[A run of records]:
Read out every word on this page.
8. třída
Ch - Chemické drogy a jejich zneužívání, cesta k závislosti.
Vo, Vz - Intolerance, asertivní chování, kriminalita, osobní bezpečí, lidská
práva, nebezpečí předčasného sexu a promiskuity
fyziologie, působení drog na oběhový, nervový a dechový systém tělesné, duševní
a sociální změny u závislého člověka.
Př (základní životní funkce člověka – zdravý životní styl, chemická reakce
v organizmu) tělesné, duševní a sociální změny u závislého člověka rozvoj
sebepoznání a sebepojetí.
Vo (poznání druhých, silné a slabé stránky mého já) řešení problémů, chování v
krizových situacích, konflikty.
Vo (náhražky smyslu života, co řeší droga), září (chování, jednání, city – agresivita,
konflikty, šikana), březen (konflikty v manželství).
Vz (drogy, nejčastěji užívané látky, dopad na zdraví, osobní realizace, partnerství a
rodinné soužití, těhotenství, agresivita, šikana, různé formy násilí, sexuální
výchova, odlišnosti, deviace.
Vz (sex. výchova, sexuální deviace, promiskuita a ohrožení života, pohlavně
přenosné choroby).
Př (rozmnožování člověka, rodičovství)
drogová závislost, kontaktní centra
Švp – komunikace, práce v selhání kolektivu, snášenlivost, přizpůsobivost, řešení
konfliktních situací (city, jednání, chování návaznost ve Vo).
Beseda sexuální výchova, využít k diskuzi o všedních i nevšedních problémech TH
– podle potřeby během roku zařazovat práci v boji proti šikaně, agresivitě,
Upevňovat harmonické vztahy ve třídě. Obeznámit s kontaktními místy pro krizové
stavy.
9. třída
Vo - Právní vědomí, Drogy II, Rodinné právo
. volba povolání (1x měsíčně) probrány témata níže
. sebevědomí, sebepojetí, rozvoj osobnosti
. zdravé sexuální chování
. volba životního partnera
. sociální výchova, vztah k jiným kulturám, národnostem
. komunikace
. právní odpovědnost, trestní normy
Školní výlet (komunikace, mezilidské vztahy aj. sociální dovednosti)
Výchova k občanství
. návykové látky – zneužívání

...

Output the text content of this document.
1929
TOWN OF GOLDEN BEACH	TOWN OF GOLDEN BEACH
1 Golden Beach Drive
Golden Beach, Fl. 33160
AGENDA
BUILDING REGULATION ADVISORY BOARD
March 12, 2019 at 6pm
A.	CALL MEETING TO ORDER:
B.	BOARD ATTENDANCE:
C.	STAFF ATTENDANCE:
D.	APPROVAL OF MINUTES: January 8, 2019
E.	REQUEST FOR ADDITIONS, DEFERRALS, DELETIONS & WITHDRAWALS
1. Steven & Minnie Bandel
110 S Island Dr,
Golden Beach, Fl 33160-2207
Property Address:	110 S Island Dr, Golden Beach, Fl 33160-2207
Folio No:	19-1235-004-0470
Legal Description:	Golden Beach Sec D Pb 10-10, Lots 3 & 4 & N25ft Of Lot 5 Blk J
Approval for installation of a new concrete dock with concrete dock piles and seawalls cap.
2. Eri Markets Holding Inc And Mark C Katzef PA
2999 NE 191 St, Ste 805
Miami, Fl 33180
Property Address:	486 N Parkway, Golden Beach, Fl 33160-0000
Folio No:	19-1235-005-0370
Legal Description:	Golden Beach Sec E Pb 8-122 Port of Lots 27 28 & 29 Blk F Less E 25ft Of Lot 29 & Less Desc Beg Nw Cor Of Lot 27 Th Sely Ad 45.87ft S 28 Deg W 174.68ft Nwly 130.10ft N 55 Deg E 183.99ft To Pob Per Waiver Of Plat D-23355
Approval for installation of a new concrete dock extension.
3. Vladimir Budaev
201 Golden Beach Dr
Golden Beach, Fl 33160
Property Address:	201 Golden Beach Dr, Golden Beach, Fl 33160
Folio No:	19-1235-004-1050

==

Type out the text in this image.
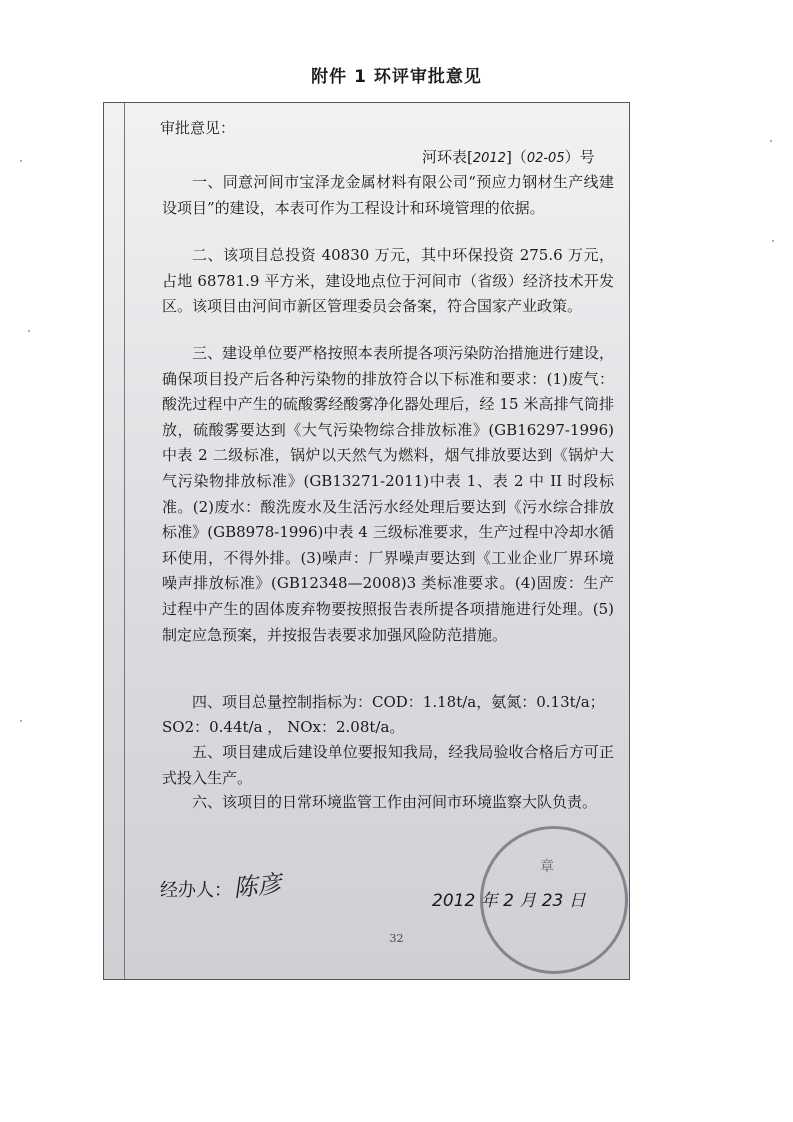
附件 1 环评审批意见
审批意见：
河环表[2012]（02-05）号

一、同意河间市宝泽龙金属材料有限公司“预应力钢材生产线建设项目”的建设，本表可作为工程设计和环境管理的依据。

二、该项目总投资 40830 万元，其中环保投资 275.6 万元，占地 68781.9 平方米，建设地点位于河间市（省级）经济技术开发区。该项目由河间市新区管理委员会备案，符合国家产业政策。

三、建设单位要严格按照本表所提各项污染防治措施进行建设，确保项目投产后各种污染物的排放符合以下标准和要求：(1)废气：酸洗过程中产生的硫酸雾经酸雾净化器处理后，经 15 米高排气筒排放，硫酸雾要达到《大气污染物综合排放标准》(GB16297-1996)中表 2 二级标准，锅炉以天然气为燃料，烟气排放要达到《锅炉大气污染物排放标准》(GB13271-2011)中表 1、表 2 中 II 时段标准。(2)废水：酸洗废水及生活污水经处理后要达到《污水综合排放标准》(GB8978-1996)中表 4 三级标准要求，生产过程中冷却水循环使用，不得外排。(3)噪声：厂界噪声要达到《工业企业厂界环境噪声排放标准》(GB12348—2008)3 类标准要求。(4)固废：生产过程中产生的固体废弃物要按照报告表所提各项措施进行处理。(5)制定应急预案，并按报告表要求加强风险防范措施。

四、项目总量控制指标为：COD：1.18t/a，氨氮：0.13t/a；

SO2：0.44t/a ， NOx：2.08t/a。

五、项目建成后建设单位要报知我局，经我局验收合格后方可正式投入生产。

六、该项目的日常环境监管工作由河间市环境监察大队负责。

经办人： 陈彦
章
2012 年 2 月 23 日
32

[Short task]: Of the lines in the material, how many include "ATTENDANCE"? Respond with the number alone.

[The output]: 2